[EXERCISE INPUTS]:
──────────
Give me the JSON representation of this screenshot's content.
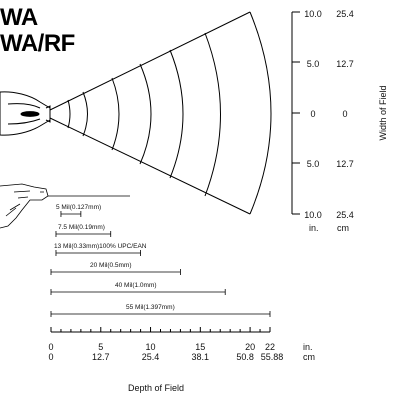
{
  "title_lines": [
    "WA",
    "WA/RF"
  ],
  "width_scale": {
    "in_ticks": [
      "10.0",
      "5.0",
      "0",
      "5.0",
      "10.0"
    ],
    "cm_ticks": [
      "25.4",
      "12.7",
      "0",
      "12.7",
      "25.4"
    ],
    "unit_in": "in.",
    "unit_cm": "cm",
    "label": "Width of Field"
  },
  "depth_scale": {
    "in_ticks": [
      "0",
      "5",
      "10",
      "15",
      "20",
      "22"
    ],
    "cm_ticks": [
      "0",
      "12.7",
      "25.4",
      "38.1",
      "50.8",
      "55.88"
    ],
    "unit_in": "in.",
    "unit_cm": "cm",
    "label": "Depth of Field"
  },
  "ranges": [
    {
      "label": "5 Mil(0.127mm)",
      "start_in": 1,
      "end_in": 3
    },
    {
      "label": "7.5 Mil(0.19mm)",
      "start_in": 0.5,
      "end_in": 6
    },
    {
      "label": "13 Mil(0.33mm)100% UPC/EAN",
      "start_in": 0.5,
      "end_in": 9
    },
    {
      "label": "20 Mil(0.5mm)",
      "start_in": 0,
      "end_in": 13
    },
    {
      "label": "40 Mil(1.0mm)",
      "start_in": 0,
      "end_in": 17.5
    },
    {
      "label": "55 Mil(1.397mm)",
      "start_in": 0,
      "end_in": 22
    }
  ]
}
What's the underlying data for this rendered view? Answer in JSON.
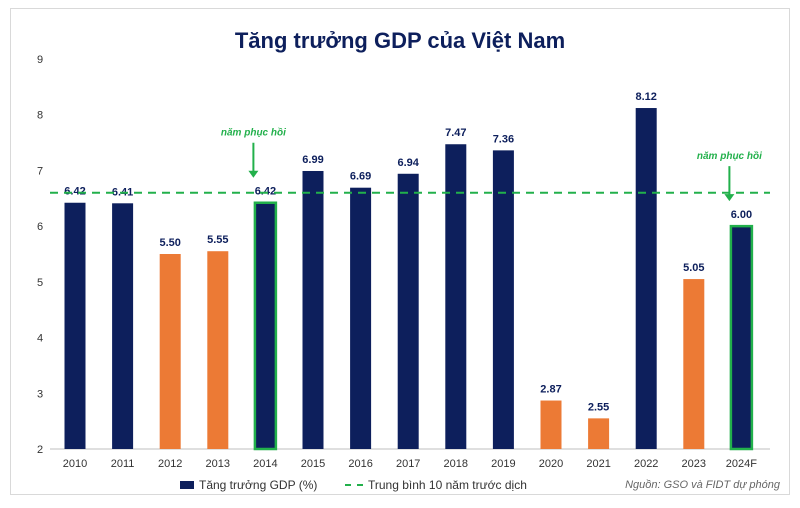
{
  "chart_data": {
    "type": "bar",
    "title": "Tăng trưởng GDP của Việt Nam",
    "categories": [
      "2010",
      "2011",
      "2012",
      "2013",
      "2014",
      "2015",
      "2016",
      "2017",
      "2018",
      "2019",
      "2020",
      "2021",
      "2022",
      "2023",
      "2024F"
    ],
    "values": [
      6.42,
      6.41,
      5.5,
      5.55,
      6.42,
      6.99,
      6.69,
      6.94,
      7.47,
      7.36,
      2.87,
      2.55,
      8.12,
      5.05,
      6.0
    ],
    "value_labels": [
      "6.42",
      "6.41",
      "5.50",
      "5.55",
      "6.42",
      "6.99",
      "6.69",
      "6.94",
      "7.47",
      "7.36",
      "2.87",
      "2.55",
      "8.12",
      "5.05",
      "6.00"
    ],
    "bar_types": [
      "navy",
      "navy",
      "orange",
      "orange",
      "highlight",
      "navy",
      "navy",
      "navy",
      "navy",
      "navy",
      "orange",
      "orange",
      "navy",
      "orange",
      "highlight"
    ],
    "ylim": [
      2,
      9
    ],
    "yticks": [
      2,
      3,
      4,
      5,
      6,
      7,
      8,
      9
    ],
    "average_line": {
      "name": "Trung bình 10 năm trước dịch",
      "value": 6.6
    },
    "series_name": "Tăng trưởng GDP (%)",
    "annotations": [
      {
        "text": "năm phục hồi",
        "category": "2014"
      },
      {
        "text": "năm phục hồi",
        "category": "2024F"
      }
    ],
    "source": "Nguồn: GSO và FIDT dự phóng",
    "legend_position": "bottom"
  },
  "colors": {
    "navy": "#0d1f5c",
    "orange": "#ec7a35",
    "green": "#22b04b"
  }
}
──────────
Leave the pictures out and reproduce each record exactly as written.

Give me the JSON representation of this screenshot's content.
{
  "title_lines": [
    "WA",
    "WA/RF"
  ],
  "width_scale": {
    "in_ticks": [
      "10.0",
      "5.0",
      "0",
      "5.0",
      "10.0"
    ],
    "cm_ticks": [
      "25.4",
      "12.7",
      "0",
      "12.7",
      "25.4"
    ],
    "unit_in": "in.",
    "unit_cm": "cm",
    "label": "Width of Field"
  },
  "depth_scale": {
    "in_ticks": [
      "0",
      "5",
      "10",
      "15",
      "20",
      "22"
    ],
    "cm_ticks": [
      "0",
      "12.7",
      "25.4",
      "38.1",
      "50.8",
      "55.88"
    ],
    "unit_in": "in.",
    "unit_cm": "cm",
    "label": "Depth of Field"
  },
  "ranges": [
    {
      "label": "5 Mil(0.127mm)",
      "start_in": 1,
      "end_in": 3
    },
    {
      "label": "7.5 Mil(0.19mm)",
      "start_in": 0.5,
      "end_in": 6
    },
    {
      "label": "13 Mil(0.33mm)100% UPC/EAN",
      "start_in": 0.5,
      "end_in": 9
    },
    {
      "label": "20 Mil(0.5mm)",
      "start_in": 0,
      "end_in": 13
    },
    {
      "label": "40 Mil(1.0mm)",
      "start_in": 0,
      "end_in": 17.5
    },
    {
      "label": "55 Mil(1.397mm)",
      "start_in": 0,
      "end_in": 22
    }
  ]
}
What's the underlying data for this rendered view? Answer in JSON.
{
  "chart_data": {
    "type": "bar",
    "title": "Tăng trưởng GDP của Việt Nam",
    "categories": [
      "2010",
      "2011",
      "2012",
      "2013",
      "2014",
      "2015",
      "2016",
      "2017",
      "2018",
      "2019",
      "2020",
      "2021",
      "2022",
      "2023",
      "2024F"
    ],
    "values": [
      6.42,
      6.41,
      5.5,
      5.55,
      6.42,
      6.99,
      6.69,
      6.94,
      7.47,
      7.36,
      2.87,
      2.55,
      8.12,
      5.05,
      6.0
    ],
    "value_labels": [
      "6.42",
      "6.41",
      "5.50",
      "5.55",
      "6.42",
      "6.99",
      "6.69",
      "6.94",
      "7.47",
      "7.36",
      "2.87",
      "2.55",
      "8.12",
      "5.05",
      "6.00"
    ],
    "bar_types": [
      "navy",
      "navy",
      "orange",
      "orange",
      "highlight",
      "navy",
      "navy",
      "navy",
      "navy",
      "navy",
      "orange",
      "orange",
      "navy",
      "orange",
      "highlight"
    ],
    "ylim": [
      2,
      9
    ],
    "yticks": [
      2,
      3,
      4,
      5,
      6,
      7,
      8,
      9
    ],
    "average_line": {
      "name": "Trung bình 10 năm trước dịch",
      "value": 6.6
    },
    "series_name": "Tăng trưởng GDP (%)",
    "annotations": [
      {
        "text": "năm phục hồi",
        "category": "2014"
      },
      {
        "text": "năm phục hồi",
        "category": "2024F"
      }
    ],
    "source": "Nguồn: GSO và FIDT dự phóng",
    "legend_position": "bottom"
  },
  "colors": {
    "navy": "#0d1f5c",
    "orange": "#ec7a35",
    "green": "#22b04b"
  }
}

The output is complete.